# Exercise text:

As singles we stand,
Both aces in hand-
Our dignity's stab like poisonous darts.

The deadliest team,
Love wolves don't scream-
They stalk and they prowl, shades in the dark.

I bet and you raise,
The battle of days-
What a pair of jackasses we are.

Sunday, October 09, 2011

Candy Land

365 Days of Creativity

day thirty four

I paint my eyes
so I can see,
the world as I
want it to be.

There's nothing deadly as a virus,
but for an onyx circled iris.

I wish that I could dye my skin, 
and flavour everything within.

Cinnamon heart,
vanilla lungs,
chocolate bones,
strawberry tongue.

With painted eyes and flavoured skin,
I'll sink inside my tasty world.
Come visit me and be my sin,
And I'll be your strawberry girl.

Tuesday, October 04, 2011

Solitude

365 Days of Creativity

day thirty four

Solitude

The thoughts I hear are not my own.
They speak of pain and twisted bone.

A memory of false risque's
echoed lives
and made up days.

I can't recall this life I've lived
Is it true or it is myth?

The voice whispers,
tells me to cry,
urges me to rot and die.

I can't give in,
words of my mind.
That place is dark,
and I am blind.

Though deaf does not ail me the most,
the sounds it brings, lips of a ghost
These notes are those, bid me ill will
they want only, to make me still.

Alone is when the spider sings,
spinning rhymes and sticky things.
Alone is when I flay my soul,
razor blade my self control.

Escape does not come cheap or free,
though you may want it desperately.

The cost of leaving your own thoughts
will leave you broken,
half distraught.

Abandon hope of getting peace,
when demons visit in your sleep.

Monday, October 03, 2011

Saturday, October 01, 2011

A Hangover Sunday

365 Days of Creativity

day thirty two

            The buzzing blared its way into my dreamless sleep. Alarm, snooze, repeat. I cut it close today, but dragged my ass out of bed. I pulled on clothes and put up my hair. No time for a shower so I looked like a photocopied version of myself from the night before. A thin layer of sparkles still dusted my chest, and I retraced the eyeliner that had faded in sleep. Classy. No time to eat so I grabbed bread and eggs to cook at work.

             I raced through the side streets, waking up the 'burbs with the sub in my car. If I have to be awake right now, so do you. I parked the car out back of work and slummed my way up the stairs. The stench of stale alcohol hit my nose and I held back a dry heave. God damn bottle recycling is kept outside. After successfully stifling my gag reflex I pushed into the staff room. My well stained apron slumbered in the locker. Two tums and a cup of OJ helped me prepare for the long day ahead.

# Material shown:
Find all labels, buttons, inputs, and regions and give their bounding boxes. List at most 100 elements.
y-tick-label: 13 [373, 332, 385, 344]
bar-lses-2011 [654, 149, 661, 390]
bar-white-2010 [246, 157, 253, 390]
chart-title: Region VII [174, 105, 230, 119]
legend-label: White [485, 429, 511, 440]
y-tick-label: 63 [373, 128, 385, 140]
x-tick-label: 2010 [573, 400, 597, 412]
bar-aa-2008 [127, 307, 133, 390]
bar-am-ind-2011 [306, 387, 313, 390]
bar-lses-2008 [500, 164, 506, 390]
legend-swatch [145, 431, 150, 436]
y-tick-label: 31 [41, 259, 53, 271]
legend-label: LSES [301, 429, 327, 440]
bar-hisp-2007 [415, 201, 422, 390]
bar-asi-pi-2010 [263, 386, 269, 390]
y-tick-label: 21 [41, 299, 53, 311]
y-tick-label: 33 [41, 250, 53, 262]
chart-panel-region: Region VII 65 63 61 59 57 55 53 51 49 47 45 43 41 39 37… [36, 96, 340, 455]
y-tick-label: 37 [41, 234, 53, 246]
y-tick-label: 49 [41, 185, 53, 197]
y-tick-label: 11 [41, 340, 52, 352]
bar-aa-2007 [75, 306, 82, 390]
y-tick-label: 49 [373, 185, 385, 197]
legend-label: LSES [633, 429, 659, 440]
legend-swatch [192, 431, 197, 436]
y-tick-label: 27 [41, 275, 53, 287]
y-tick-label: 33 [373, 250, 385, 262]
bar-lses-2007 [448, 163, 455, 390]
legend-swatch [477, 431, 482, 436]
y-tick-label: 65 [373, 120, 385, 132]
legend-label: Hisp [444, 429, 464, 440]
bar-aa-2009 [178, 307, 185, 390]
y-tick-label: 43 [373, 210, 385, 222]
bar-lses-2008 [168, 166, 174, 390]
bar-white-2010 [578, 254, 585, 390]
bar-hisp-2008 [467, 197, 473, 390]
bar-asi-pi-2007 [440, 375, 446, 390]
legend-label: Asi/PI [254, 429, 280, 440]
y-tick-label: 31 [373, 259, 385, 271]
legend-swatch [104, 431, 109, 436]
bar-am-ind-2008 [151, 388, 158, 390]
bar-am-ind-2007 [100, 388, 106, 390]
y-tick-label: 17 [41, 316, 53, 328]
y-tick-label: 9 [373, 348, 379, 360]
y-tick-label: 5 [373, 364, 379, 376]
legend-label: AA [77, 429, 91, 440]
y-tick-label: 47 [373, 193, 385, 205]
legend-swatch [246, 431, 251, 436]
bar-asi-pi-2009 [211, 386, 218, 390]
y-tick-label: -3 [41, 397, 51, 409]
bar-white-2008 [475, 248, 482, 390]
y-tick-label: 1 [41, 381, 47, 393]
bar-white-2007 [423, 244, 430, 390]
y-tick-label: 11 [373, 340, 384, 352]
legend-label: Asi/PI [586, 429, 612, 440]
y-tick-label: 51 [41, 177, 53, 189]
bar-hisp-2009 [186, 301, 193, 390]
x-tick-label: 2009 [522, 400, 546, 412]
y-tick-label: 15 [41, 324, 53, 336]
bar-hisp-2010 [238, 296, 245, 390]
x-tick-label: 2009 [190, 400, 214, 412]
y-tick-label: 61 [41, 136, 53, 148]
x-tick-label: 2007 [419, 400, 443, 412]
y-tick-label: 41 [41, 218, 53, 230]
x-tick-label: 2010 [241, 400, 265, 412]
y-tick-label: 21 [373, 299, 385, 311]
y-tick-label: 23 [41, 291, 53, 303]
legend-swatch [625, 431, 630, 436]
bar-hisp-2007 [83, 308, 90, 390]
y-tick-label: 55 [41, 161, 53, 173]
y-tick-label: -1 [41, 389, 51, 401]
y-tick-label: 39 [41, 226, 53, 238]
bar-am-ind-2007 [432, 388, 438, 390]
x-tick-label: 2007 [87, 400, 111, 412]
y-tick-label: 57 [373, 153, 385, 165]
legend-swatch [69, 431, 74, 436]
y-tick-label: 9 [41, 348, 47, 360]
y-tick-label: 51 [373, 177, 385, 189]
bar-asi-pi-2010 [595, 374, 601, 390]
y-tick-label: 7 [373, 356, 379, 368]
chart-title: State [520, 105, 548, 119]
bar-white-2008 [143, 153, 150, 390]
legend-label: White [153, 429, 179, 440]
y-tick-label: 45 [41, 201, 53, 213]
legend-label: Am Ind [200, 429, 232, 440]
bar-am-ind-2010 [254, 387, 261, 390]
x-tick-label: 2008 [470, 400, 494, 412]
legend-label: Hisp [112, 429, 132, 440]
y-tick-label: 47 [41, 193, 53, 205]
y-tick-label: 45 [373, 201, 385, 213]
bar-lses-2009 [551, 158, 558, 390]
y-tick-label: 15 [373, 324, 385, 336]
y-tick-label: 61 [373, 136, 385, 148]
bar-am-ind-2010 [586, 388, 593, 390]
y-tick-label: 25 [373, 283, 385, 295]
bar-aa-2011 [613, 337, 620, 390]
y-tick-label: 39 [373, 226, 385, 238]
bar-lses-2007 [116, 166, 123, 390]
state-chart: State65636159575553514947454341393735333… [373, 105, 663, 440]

# Assignment 1:
Retype the part of the poetry blog excerpt that opens with the words containing "There's nothing deadly" and closes with "strawberry tongue.".
# Assignment 2:
Translate this sentence from the poetry blog excerpt into Spanish: "I pulled on clothes and put up my hair."
# Assignment 3:
Carry on the hungover workday story that ends the poetry blog excerpt, picking up after its last sentence.

# Written reply 1:
There's nothing deadly as a virus,
but for an onyx circled iris.

I wish that I could dye my skin, 
and flavour everything within.

Cinnamon heart,
vanilla lungs,
chocolate bones,
strawberry tongue.

# Written reply 2:
Me puse la ropa y me recogí el pelo.

# Written reply 3:
             I spread the toast out over 30 minutes, so I didn't shock my beer-abused stomach into showing it's inner self.  One customer, a regular. We spoke of movies and tv shows. Another customer ordered a beer at 10:30 am. I served it with a ten foot pole. Then nothing. I stood around and massaged the crick in my neck for the better part of an hour. Made an omelet with the eggs I brought. An inch away from taking a bite a group of seven walked in. 

            Big groups are generally good for business. They drink more, eat more, tip more. Not these guys. And why? Oh well they just happened to be from Kelowna. Because I really needed to be reminded of that city today. I served them quickly and hid in the back to eat my food. I zoned into the eggs and the onions and peppers and thought nothing of the town I had quickly left, or the boss breathing down my spasmed neck. 

           But as much as I tried to get lost in the cheddar cheese, my thoughts kept getting coaxed to Kelowna. To the people I had left behind. To the places I hadn't seen in months, voices I hadn't heard in weeks, faces I would never see again. Suddenly I wasn't so hungry any more. I was thankful for the lack of customers, even though at the end of the day I made only 16 dollars in tips, an insult. 

           I drifted through the day. My mind wandered the empty streets of Memory City. 

Hungry for sleep that I can't have, I let myself rest while others talk. The sound of a voice that isn't my own is more comforting than any bed. I crave noise. Not words really, just the waves of volume that engulf me and remind me that I'm not alone. Music, movies, traffic, rain. The proof that the world is real, that things keep moving even when I'm not. That the world will go on even when I'm dead.